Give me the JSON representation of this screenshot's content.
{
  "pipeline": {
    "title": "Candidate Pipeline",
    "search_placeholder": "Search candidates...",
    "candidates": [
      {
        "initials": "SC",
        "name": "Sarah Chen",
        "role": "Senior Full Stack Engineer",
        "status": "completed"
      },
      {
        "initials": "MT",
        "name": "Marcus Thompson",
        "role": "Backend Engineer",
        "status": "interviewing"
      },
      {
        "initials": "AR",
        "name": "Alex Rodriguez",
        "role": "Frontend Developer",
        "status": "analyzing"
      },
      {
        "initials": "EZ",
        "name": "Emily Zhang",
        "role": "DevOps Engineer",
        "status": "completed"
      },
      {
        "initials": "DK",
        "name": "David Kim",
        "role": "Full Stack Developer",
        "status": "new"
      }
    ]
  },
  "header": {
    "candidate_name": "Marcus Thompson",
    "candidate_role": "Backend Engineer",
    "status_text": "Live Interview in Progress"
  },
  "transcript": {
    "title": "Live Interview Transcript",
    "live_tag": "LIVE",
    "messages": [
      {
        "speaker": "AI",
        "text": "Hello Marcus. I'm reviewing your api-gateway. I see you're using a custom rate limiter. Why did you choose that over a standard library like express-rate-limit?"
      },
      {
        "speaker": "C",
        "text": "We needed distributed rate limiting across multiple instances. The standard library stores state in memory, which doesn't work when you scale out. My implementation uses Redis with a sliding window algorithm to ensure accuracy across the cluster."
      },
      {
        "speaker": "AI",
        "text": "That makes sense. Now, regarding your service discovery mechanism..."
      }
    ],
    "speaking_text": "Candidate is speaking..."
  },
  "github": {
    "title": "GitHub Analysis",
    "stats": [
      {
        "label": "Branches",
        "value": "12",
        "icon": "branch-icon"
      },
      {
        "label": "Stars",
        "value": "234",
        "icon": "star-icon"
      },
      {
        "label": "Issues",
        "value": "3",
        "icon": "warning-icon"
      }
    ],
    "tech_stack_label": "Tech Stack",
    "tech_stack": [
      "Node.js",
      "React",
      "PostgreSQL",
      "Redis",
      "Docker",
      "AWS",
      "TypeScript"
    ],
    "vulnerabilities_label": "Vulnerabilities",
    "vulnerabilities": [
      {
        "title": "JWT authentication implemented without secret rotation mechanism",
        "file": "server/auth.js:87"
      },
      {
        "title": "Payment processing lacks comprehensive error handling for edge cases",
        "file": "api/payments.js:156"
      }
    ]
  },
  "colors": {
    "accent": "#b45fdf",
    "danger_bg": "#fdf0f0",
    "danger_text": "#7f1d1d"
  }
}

------------

TO DO:
Extract the data exactly as given.

CORRECT RESPONSE:
Give me the JSON representation of this screenshot's content.
{
  "pipeline": {
    "title": "Candidate Pipeline",
    "search_placeholder": "Search candidates...",
    "candidates": [
      {
        "initials": "SC",
        "name": "Sarah Chen",
        "role": "Senior Full Stack Engineer",
        "status": "completed"
      },
      {
        "initials": "MT",
        "name": "Marcus Thompson",
        "role": "Backend Engineer",
        "status": "interviewing"
      },
      {
        "initials": "AR",
        "name": "Alex Rodriguez",
        "role": "Frontend Developer",
        "status": "analyzing"
      },
      {
        "initials": "EZ",
        "name": "Emily Zhang",
        "role": "DevOps Engineer",
        "status": "completed"
      },
      {
        "initials": "DK",
        "name": "David Kim",
        "role": "Full Stack Developer",
        "status": "new"
      }
    ]
  },
  "header": {
    "candidate_name": "Marcus Thompson",
    "candidate_role": "Backend Engineer",
    "status_text": "Live Interview in Progress"
  },
  "transcript": {
    "title": "Live Interview Transcript",
    "live_tag": "LIVE",
    "messages": [
      {
        "speaker": "AI",
        "text": "Hello Marcus. I'm reviewing your api-gateway. I see you're using a custom rate limiter. Why did you choose that over a standard library like express-rate-limit?"
      },
      {
        "speaker": "C",
        "text": "We needed distributed rate limiting across multiple instances. The standard library stores state in memory, which doesn't work when you scale out. My implementation uses Redis with a sliding window algorithm to ensure accuracy across the cluster."
      },
      {
        "speaker": "AI",
        "text": "That makes sense. Now, regarding your service discovery mechanism..."
      }
    ],
    "speaking_text": "Candidate is speaking..."
  },
  "github": {
    "title": "GitHub Analysis",
    "stats": [
      {
        "label": "Branches",
        "value": "12",
        "icon": "branch-icon"
      },
      {
        "label": "Stars",
        "value": "234",
        "icon": "star-icon"
      },
      {
        "label": "Issues",
        "value": "3",
        "icon": "warning-icon"
      }
    ],
    "tech_stack_label": "Tech Stack",
    "tech_stack": [
      "Node.js",
      "React",
      "PostgreSQL",
      "Redis",
      "Docker",
      "AWS",
      "TypeScript"
    ],
    "vulnerabilities_label": "Vulnerabilities",
    "vulnerabilities": [
      {
        "title": "JWT authentication implemented without secret rotation mechanism",
        "file": "server/auth.js:87"
      },
      {
        "title": "Payment processing lacks comprehensive error handling for edge cases",
        "file": "api/payments.js:156"
      }
    ]
  },
  "colors": {
    "accent": "#b45fdf",
    "danger_bg": "#fdf0f0",
    "danger_text": "#7f1d1d"
  }
}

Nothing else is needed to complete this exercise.